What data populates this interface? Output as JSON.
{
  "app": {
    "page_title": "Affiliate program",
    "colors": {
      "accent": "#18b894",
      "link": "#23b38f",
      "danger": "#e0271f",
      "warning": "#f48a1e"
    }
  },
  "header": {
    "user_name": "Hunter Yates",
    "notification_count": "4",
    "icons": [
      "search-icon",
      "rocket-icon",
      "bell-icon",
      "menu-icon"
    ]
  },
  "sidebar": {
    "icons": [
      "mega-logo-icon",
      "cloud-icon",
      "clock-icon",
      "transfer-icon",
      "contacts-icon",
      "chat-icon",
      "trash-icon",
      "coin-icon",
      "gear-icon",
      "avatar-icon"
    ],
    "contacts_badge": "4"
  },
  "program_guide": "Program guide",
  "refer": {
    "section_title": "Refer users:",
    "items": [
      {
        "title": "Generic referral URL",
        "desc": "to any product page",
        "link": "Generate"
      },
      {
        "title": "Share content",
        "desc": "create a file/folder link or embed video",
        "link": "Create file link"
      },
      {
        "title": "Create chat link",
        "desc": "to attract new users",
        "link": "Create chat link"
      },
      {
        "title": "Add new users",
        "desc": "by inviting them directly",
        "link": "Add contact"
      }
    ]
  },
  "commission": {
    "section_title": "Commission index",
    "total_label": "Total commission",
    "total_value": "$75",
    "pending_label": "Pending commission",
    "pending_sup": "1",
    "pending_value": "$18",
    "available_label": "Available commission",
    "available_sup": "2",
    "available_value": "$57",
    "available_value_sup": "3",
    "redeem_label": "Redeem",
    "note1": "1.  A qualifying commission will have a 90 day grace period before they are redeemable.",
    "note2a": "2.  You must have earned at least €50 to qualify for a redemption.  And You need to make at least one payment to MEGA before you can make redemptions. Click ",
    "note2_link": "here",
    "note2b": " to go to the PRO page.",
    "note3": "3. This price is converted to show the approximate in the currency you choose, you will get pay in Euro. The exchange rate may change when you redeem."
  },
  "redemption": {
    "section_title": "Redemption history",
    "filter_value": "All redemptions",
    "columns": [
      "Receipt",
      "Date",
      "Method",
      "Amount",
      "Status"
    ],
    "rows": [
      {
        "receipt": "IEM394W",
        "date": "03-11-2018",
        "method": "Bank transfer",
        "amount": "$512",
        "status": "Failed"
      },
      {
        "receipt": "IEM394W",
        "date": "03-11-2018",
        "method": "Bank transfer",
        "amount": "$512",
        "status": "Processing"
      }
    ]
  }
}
-.-.-
**WORK INSTRUCTIONS**
Give the entries again in full, exactly as they are written.

**FULL OUTPUT**
What data populates this interface? Output as JSON.
{
  "app": {
    "page_title": "Affiliate program",
    "colors": {
      "accent": "#18b894",
      "link": "#23b38f",
      "danger": "#e0271f",
      "warning": "#f48a1e"
    }
  },
  "header": {
    "user_name": "Hunter Yates",
    "notification_count": "4",
    "icons": [
      "search-icon",
      "rocket-icon",
      "bell-icon",
      "menu-icon"
    ]
  },
  "sidebar": {
    "icons": [
      "mega-logo-icon",
      "cloud-icon",
      "clock-icon",
      "transfer-icon",
      "contacts-icon",
      "chat-icon",
      "trash-icon",
      "coin-icon",
      "gear-icon",
      "avatar-icon"
    ],
    "contacts_badge": "4"
  },
  "program_guide": "Program guide",
  "refer": {
    "section_title": "Refer users:",
    "items": [
      {
        "title": "Generic referral URL",
        "desc": "to any product page",
        "link": "Generate"
      },
      {
        "title": "Share content",
        "desc": "create a file/folder link or embed video",
        "link": "Create file link"
      },
      {
        "title": "Create chat link",
        "desc": "to attract new users",
        "link": "Create chat link"
      },
      {
        "title": "Add new users",
        "desc": "by inviting them directly",
        "link": "Add contact"
      }
    ]
  },
  "commission": {
    "section_title": "Commission index",
    "total_label": "Total commission",
    "total_value": "$75",
    "pending_label": "Pending commission",
    "pending_sup": "1",
    "pending_value": "$18",
    "available_label": "Available commission",
    "available_sup": "2",
    "available_value": "$57",
    "available_value_sup": "3",
    "redeem_label": "Redeem",
    "note1": "1.  A qualifying commission will have a 90 day grace period before they are redeemable.",
    "note2a": "2.  You must have earned at least €50 to qualify for a redemption.  And You need to make at least one payment to MEGA before you can make redemptions. Click ",
    "note2_link": "here",
    "note2b": " to go to the PRO page.",
    "note3": "3. This price is converted to show the approximate in the currency you choose, you will get pay in Euro. The exchange rate may change when you redeem."
  },
  "redemption": {
    "section_title": "Redemption history",
    "filter_value": "All redemptions",
    "columns": [
      "Receipt",
      "Date",
      "Method",
      "Amount",
      "Status"
    ],
    "rows": [
      {
        "receipt": "IEM394W",
        "date": "03-11-2018",
        "method": "Bank transfer",
        "amount": "$512",
        "status": "Failed"
      },
      {
        "receipt": "IEM394W",
        "date": "03-11-2018",
        "method": "Bank transfer",
        "amount": "$512",
        "status": "Processing"
      }
    ]
  }
}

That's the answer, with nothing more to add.